Data shown:
___

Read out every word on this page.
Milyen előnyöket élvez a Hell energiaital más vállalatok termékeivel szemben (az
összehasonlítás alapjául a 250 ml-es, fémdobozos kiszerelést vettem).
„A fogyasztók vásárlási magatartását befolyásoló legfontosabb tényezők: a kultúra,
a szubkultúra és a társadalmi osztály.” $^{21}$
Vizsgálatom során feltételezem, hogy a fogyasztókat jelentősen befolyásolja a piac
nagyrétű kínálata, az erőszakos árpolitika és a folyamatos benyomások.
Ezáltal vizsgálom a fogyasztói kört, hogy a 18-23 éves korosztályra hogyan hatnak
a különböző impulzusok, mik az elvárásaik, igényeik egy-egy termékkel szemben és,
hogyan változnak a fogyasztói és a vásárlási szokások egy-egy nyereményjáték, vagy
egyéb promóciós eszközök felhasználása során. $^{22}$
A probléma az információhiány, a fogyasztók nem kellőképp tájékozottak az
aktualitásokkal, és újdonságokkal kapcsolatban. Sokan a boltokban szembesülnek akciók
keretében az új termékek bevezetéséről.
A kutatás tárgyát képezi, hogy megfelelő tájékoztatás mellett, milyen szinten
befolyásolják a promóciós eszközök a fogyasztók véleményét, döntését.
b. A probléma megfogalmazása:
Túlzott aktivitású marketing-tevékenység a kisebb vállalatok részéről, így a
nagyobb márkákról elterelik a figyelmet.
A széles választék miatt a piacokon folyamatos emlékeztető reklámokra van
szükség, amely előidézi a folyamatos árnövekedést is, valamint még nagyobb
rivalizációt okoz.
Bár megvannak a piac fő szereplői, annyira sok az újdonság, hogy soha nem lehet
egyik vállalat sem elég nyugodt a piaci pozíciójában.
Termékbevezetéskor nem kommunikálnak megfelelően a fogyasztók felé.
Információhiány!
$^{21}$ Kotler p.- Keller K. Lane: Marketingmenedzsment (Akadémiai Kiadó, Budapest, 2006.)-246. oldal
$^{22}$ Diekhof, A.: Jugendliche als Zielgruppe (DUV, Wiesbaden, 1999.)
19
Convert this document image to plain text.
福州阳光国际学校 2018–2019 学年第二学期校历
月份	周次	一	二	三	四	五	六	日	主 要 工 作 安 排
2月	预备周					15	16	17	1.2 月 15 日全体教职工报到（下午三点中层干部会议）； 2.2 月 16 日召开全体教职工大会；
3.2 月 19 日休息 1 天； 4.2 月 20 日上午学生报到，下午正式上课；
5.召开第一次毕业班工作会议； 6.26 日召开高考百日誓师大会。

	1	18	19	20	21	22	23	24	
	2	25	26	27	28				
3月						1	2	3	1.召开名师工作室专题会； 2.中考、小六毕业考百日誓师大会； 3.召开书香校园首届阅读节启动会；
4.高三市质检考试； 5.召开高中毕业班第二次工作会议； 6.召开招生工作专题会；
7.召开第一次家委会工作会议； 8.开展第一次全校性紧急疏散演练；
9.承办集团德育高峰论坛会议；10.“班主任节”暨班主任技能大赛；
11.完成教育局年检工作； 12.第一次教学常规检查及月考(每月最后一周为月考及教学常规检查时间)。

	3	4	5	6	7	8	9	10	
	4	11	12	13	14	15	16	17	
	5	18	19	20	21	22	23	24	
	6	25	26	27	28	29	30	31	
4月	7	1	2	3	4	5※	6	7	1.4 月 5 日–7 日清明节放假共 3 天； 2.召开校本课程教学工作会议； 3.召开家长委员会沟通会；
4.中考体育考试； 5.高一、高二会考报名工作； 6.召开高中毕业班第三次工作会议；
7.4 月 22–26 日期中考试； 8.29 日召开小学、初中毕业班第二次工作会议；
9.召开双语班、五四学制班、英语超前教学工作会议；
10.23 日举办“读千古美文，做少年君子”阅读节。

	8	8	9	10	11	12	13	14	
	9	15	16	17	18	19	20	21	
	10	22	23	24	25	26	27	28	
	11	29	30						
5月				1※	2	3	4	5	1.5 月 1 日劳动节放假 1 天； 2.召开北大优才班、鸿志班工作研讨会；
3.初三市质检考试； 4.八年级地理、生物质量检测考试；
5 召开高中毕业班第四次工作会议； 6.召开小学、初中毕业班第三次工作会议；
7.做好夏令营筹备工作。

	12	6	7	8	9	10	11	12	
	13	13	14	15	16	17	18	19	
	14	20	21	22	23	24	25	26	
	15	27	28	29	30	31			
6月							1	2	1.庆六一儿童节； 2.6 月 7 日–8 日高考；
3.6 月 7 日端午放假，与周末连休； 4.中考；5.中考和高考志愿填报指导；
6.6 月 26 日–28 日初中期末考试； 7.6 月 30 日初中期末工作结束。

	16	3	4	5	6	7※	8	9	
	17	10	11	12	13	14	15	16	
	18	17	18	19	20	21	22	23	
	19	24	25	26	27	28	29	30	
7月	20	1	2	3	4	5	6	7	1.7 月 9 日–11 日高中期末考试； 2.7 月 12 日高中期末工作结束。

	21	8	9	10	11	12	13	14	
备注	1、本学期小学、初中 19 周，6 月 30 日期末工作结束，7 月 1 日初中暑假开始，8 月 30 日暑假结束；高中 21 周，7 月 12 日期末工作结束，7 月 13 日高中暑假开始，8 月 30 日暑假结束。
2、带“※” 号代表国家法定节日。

___

What you will do: Extract the full listing above without alteration.

Answer to the task:
Read out every word on this page.
Milyen előnyöket élvez a Hell energiaital más vállalatok termékeivel szemben (az
összehasonlítás alapjául a 250 ml-es, fémdobozos kiszerelést vettem).
„A fogyasztók vásárlási magatartását befolyásoló legfontosabb tényezők: a kultúra,
a szubkultúra és a társadalmi osztály.” $^{21}$
Vizsgálatom során feltételezem, hogy a fogyasztókat jelentősen befolyásolja a piac
nagyrétű kínálata, az erőszakos árpolitika és a folyamatos benyomások.
Ezáltal vizsgálom a fogyasztói kört, hogy a 18-23 éves korosztályra hogyan hatnak
a különböző impulzusok, mik az elvárásaik, igényeik egy-egy termékkel szemben és,
hogyan változnak a fogyasztói és a vásárlási szokások egy-egy nyereményjáték, vagy
egyéb promóciós eszközök felhasználása során. $^{22}$
A probléma az információhiány, a fogyasztók nem kellőképp tájékozottak az
aktualitásokkal, és újdonságokkal kapcsolatban. Sokan a boltokban szembesülnek akciók
keretében az új termékek bevezetéséről.
A kutatás tárgyát képezi, hogy megfelelő tájékoztatás mellett, milyen szinten
befolyásolják a promóciós eszközök a fogyasztók véleményét, döntését.
b. A probléma megfogalmazása:
Túlzott aktivitású marketing-tevékenység a kisebb vállalatok részéről, így a
nagyobb márkákról elterelik a figyelmet.
A széles választék miatt a piacokon folyamatos emlékeztető reklámokra van
szükség, amely előidézi a folyamatos árnövekedést is, valamint még nagyobb
rivalizációt okoz.
Bár megvannak a piac fő szereplői, annyira sok az újdonság, hogy soha nem lehet
egyik vállalat sem elég nyugodt a piaci pozíciójában.
Termékbevezetéskor nem kommunikálnak megfelelően a fogyasztók felé.
Információhiány!
$^{21}$ Kotler p.- Keller K. Lane: Marketingmenedzsment (Akadémiai Kiadó, Budapest, 2006.)-246. oldal
$^{22}$ Diekhof, A.: Jugendliche als Zielgruppe (DUV, Wiesbaden, 1999.)
19
Convert this document image to plain text.
福州阳光国际学校 2018–2019 学年第二学期校历
月份	周次	一	二	三	四	五	六	日	主 要 工 作 安 排
2月	预备周					15	16	17	1.2 月 15 日全体教职工报到（下午三点中层干部会议）； 2.2 月 16 日召开全体教职工大会；
3.2 月 19 日休息 1 天； 4.2 月 20 日上午学生报到，下午正式上课；
5.召开第一次毕业班工作会议； 6.26 日召开高考百日誓师大会。

	1	18	19	20	21	22	23	24	
	2	25	26	27	28				
3月						1	2	3	1.召开名师工作室专题会； 2.中考、小六毕业考百日誓师大会； 3.召开书香校园首届阅读节启动会；
4.高三市质检考试； 5.召开高中毕业班第二次工作会议； 6.召开招生工作专题会；
7.召开第一次家委会工作会议； 8.开展第一次全校性紧急疏散演练；
9.承办集团德育高峰论坛会议；10.“班主任节”暨班主任技能大赛；
11.完成教育局年检工作； 12.第一次教学常规检查及月考(每月最后一周为月考及教学常规检查时间)。

	3	4	5	6	7	8	9	10	
	4	11	12	13	14	15	16	17	
	5	18	19	20	21	22	23	24	
	6	25	26	27	28	29	30	31	
4月	7	1	2	3	4	5※	6	7	1.4 月 5 日–7 日清明节放假共 3 天； 2.召开校本课程教学工作会议； 3.召开家长委员会沟通会；
4.中考体育考试； 5.高一、高二会考报名工作； 6.召开高中毕业班第三次工作会议；
7.4 月 22–26 日期中考试； 8.29 日召开小学、初中毕业班第二次工作会议；
9.召开双语班、五四学制班、英语超前教学工作会议；
10.23 日举办“读千古美文，做少年君子”阅读节。

	8	8	9	10	11	12	13	14	
	9	15	16	17	18	19	20	21	
	10	22	23	24	25	26	27	28	
	11	29	30						
5月				1※	2	3	4	5	1.5 月 1 日劳动节放假 1 天； 2.召开北大优才班、鸿志班工作研讨会；
3.初三市质检考试； 4.八年级地理、生物质量检测考试；
5 召开高中毕业班第四次工作会议； 6.召开小学、初中毕业班第三次工作会议；
7.做好夏令营筹备工作。

	12	6	7	8	9	10	11	12	
	13	13	14	15	16	17	18	19	
	14	20	21	22	23	24	25	26	
	15	27	28	29	30	31			
6月							1	2	1.庆六一儿童节； 2.6 月 7 日–8 日高考；
3.6 月 7 日端午放假，与周末连休； 4.中考；5.中考和高考志愿填报指导；
6.6 月 26 日–28 日初中期末考试； 7.6 月 30 日初中期末工作结束。

	16	3	4	5	6	7※	8	9	
	17	10	11	12	13	14	15	16	
	18	17	18	19	20	21	22	23	
	19	24	25	26	27	28	29	30	
7月	20	1	2	3	4	5	6	7	1.7 月 9 日–11 日高中期末考试； 2.7 月 12 日高中期末工作结束。

	21	8	9	10	11	12	13	14	
备注	1、本学期小学、初中 19 周，6 月 30 日期末工作结束，7 月 1 日初中暑假开始，8 月 30 日暑假结束；高中 21 周，7 月 12 日期末工作结束，7 月 13 日高中暑假开始，8 月 30 日暑假结束。
2、带“※” 号代表国家法定节日。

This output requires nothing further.